_Records to use_
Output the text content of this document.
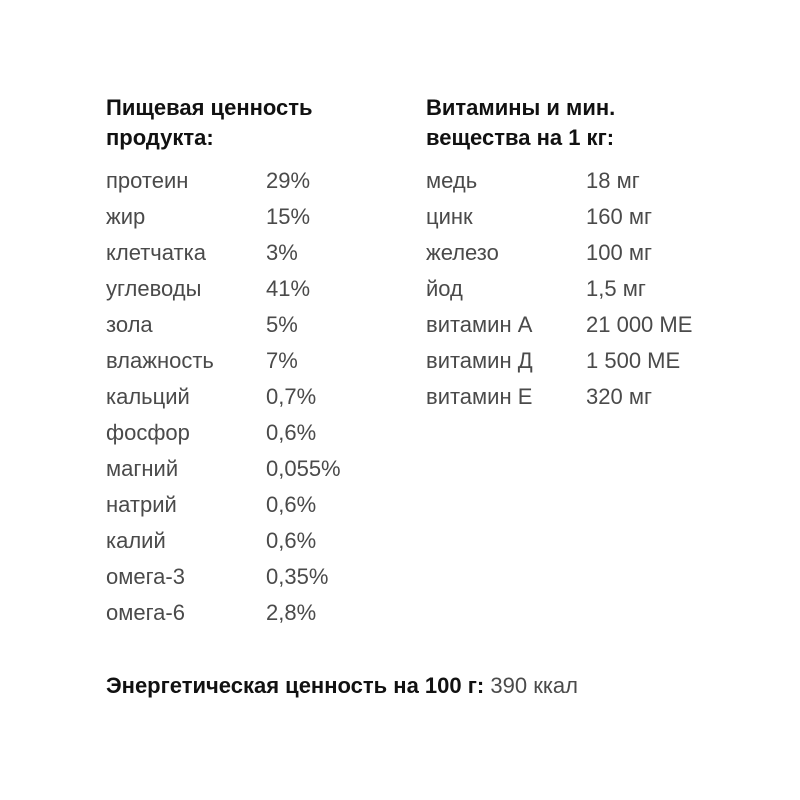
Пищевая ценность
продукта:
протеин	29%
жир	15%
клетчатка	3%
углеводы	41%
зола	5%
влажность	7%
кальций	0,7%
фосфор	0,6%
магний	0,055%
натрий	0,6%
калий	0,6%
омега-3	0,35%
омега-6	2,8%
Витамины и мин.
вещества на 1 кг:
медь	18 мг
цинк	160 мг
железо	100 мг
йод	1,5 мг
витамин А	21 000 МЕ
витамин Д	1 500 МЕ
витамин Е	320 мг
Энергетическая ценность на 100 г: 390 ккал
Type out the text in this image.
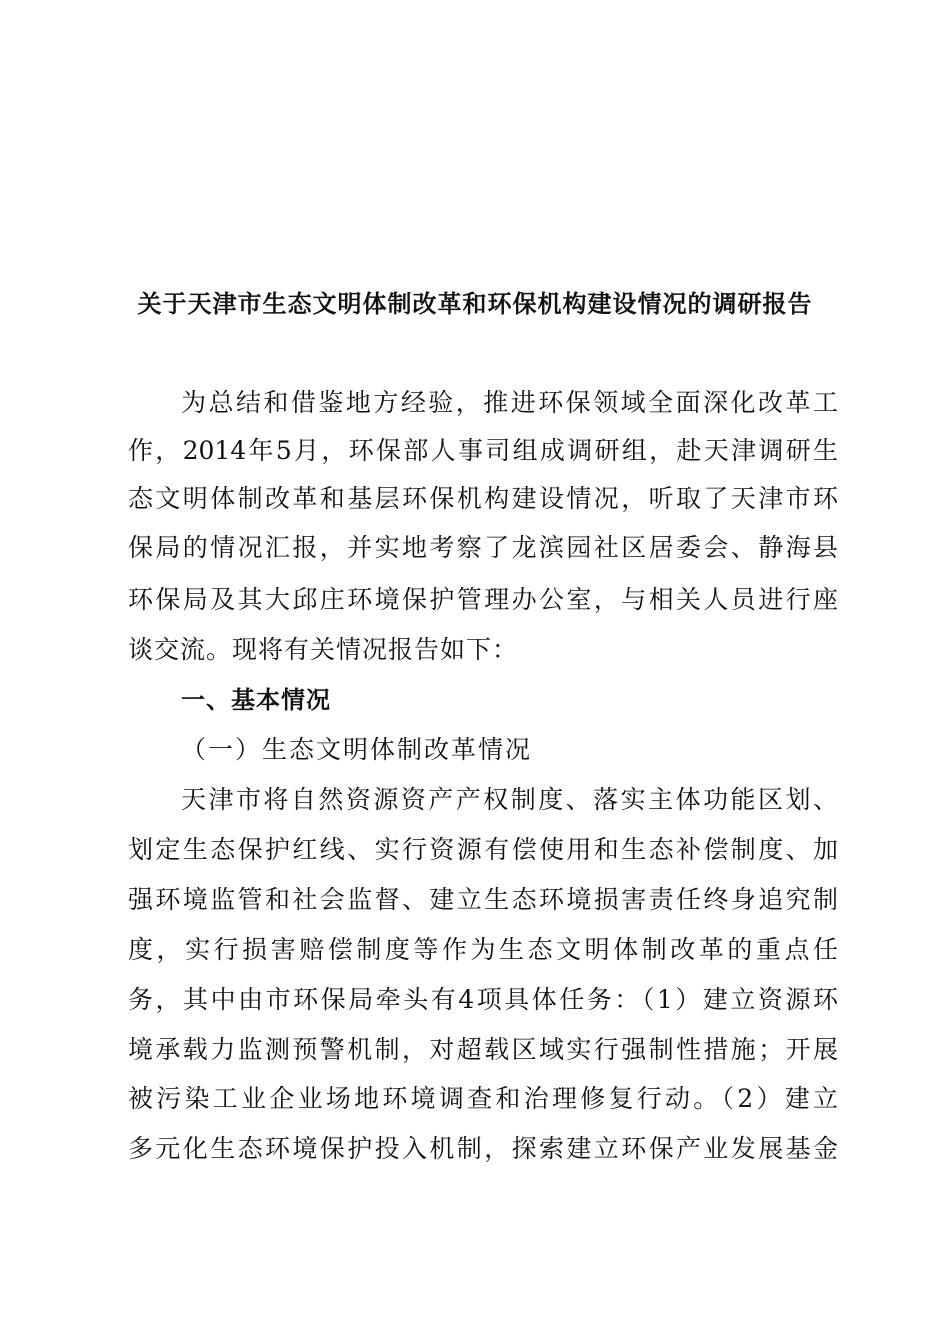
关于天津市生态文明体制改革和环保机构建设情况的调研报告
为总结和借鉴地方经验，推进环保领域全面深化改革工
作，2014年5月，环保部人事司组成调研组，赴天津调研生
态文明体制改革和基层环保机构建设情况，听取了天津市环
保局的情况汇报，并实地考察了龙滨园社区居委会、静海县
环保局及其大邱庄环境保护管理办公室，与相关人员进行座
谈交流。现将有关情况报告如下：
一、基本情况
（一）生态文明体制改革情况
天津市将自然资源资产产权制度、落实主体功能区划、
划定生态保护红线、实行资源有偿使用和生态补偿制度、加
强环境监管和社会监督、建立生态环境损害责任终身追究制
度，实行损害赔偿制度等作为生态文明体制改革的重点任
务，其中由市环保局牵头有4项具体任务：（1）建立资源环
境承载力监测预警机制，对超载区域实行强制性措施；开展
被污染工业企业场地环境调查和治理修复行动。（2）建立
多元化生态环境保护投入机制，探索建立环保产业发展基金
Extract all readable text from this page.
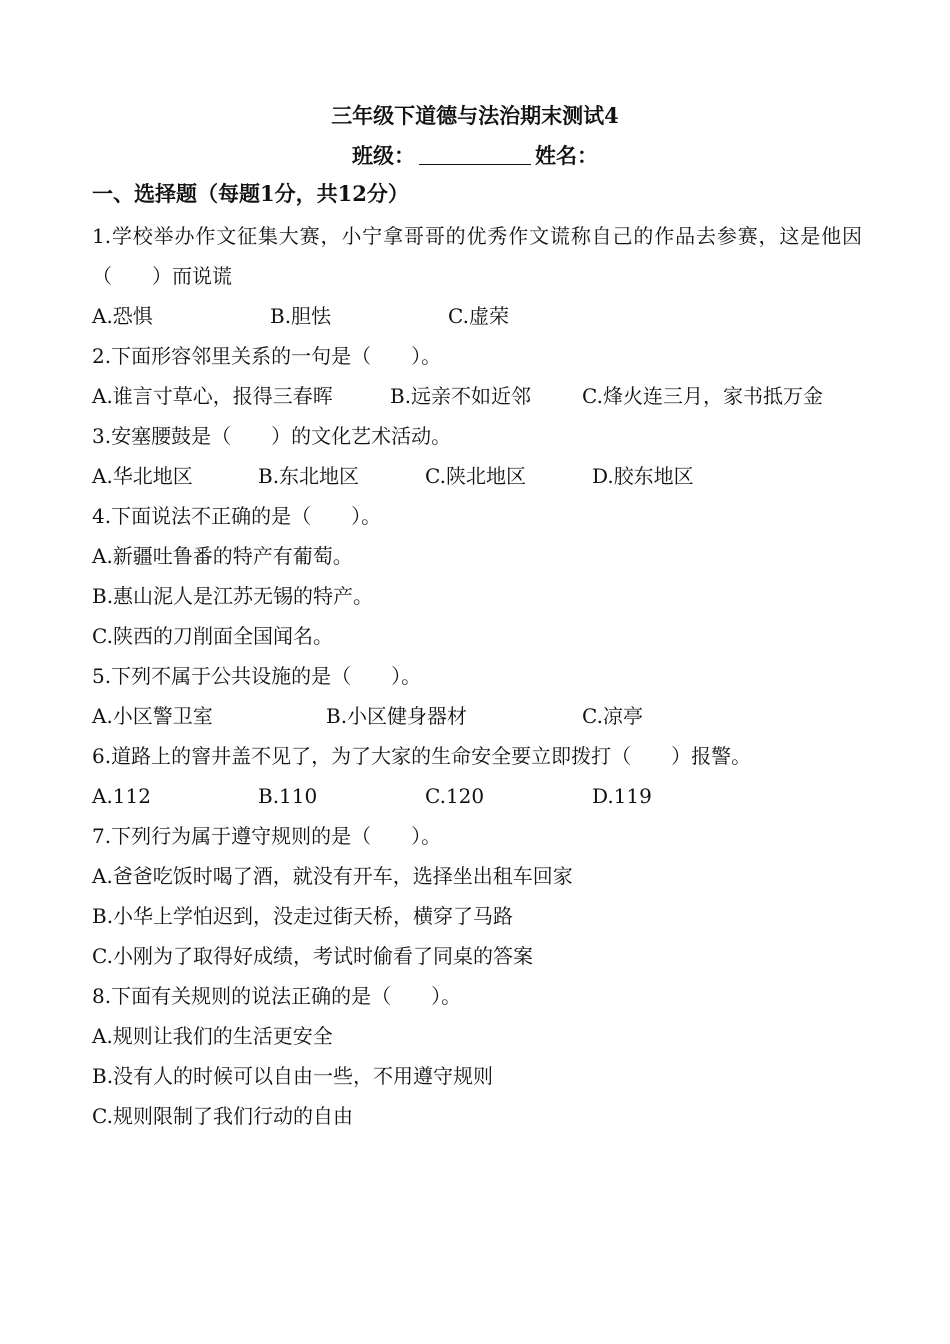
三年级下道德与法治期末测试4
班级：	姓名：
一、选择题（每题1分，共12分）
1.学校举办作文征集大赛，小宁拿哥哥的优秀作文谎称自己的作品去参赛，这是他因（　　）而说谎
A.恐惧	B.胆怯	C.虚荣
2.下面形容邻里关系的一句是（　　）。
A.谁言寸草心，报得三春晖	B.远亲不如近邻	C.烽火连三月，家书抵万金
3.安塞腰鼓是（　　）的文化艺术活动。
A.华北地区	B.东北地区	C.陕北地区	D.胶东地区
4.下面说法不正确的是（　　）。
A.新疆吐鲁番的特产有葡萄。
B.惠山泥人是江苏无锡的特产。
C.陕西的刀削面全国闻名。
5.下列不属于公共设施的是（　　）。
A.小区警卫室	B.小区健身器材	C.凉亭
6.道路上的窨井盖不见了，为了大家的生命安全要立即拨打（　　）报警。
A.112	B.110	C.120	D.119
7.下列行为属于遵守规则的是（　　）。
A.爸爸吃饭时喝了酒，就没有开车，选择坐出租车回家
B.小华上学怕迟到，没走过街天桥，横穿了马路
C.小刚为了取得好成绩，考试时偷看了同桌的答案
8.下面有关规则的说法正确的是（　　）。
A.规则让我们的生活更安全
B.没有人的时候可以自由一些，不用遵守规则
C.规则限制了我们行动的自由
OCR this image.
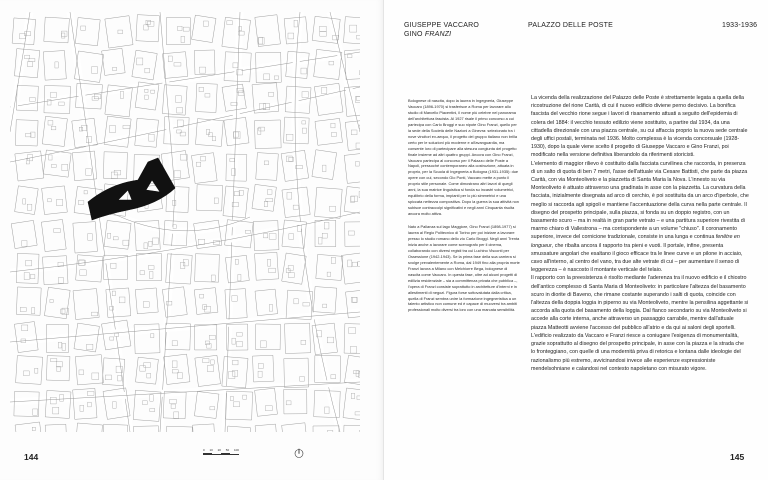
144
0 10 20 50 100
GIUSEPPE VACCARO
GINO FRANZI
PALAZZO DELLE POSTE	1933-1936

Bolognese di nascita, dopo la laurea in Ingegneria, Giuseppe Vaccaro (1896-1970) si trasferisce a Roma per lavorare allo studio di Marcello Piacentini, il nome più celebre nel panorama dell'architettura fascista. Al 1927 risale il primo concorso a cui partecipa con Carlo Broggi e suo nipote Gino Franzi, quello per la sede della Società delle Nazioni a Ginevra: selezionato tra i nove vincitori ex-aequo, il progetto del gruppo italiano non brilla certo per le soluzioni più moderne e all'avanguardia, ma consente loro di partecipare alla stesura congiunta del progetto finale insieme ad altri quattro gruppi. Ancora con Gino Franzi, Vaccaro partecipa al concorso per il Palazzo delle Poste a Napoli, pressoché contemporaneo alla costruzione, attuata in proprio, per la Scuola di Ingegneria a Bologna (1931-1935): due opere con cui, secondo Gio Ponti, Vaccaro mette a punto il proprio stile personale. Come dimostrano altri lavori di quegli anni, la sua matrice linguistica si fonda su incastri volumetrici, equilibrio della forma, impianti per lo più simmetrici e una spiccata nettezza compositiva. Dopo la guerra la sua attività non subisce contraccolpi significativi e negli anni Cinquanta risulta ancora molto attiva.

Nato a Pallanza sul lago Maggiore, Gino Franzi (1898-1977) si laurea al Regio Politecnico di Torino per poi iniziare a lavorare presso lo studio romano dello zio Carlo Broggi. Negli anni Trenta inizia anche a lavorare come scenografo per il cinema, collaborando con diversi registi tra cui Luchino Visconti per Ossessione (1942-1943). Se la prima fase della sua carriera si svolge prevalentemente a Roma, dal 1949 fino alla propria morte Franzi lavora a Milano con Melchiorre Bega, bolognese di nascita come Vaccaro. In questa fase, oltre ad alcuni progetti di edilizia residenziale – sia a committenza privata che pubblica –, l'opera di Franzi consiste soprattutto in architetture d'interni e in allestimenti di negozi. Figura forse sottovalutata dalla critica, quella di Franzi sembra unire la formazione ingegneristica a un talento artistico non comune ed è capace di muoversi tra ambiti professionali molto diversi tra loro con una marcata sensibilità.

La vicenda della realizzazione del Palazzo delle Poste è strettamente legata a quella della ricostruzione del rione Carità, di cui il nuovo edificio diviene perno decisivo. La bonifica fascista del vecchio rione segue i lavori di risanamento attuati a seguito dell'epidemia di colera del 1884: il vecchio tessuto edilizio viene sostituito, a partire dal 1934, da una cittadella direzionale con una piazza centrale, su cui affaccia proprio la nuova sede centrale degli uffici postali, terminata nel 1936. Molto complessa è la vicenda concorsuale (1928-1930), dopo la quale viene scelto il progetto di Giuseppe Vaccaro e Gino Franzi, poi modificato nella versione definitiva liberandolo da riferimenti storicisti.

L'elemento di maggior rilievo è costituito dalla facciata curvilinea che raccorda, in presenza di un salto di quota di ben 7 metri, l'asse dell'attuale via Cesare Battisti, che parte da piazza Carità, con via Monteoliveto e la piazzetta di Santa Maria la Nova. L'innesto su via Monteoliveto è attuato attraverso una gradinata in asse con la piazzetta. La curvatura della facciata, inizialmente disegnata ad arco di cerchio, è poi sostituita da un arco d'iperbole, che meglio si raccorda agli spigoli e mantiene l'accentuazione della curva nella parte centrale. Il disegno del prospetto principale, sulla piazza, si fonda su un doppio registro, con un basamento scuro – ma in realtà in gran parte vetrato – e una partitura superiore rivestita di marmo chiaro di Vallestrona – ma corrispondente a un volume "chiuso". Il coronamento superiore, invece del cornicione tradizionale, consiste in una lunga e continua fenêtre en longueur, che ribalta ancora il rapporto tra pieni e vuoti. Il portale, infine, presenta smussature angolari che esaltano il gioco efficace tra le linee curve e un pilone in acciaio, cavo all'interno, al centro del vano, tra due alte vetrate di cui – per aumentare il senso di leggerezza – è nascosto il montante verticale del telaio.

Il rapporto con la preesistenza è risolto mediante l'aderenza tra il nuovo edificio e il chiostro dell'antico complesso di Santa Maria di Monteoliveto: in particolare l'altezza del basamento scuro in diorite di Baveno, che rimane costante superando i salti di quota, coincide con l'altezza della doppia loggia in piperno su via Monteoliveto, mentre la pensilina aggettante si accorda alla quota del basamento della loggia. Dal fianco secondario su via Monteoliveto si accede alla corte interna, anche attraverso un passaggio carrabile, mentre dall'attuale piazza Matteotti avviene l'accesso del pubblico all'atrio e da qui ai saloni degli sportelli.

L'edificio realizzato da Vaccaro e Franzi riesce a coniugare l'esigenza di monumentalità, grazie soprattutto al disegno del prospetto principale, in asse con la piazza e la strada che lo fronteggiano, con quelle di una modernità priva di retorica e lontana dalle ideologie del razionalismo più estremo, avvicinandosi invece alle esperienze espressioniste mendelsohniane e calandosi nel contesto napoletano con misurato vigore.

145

_Instructions to follow_
Gather and copy every line of the data in which the string "text" is found.

_Task response_
Output the text content of this document.
Type out the text in this image.
Extract all readable text from this page.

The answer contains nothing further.